Part of a data file
[start]

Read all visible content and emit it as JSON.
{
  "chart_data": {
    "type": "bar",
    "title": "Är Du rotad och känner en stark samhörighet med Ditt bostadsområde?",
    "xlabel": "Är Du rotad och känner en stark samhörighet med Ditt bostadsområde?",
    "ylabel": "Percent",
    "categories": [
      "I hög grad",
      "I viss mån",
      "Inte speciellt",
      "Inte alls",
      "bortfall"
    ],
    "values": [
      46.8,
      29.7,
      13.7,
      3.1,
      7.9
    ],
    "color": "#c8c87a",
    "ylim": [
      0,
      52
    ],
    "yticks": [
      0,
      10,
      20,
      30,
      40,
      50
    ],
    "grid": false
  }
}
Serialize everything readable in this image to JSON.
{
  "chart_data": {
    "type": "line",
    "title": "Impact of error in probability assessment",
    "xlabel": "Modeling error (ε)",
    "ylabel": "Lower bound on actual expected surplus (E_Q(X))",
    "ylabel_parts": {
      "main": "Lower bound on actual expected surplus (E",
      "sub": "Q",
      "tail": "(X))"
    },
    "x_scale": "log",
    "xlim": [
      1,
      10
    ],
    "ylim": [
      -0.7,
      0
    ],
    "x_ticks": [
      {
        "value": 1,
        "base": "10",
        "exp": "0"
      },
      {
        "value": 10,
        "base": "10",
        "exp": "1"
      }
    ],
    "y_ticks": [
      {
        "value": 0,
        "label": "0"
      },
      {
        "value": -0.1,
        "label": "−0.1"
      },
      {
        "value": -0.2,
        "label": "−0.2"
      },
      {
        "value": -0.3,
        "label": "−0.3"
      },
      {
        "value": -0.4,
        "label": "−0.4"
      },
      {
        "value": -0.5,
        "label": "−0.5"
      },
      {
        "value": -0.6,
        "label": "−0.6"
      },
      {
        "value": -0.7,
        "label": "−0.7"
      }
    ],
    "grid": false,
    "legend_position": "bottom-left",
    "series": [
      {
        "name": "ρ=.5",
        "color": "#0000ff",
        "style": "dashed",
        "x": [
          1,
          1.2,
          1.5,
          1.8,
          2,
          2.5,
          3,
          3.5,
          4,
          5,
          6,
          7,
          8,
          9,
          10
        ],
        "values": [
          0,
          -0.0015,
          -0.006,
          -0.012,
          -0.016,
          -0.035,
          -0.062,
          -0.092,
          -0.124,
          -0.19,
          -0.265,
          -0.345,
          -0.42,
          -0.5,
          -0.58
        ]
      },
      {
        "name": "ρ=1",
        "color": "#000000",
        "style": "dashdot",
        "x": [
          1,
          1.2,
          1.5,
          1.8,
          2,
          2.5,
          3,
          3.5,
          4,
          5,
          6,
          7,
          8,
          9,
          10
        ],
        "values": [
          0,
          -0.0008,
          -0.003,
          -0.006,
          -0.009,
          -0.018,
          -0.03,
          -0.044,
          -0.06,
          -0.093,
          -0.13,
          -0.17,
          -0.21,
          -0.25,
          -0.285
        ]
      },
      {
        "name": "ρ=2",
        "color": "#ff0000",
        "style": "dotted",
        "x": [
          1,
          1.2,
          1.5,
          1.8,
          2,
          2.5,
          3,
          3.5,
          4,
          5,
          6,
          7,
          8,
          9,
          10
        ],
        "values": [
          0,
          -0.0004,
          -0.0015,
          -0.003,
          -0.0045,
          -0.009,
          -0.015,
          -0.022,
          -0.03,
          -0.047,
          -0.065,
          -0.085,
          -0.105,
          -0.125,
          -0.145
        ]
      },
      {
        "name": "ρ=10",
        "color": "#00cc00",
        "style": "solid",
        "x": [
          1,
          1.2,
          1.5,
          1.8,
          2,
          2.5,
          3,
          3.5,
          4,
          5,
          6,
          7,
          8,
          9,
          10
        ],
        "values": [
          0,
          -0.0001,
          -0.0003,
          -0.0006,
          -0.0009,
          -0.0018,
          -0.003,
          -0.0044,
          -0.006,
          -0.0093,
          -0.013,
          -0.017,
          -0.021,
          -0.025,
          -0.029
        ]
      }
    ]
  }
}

[end]

Copy out every line of the data that includes "color".

Full output:
    "color": "#c8c87a",
        "color": "#0000ff",
        "color": "#000000",
        "color": "#ff0000",
        "color": "#00cc00",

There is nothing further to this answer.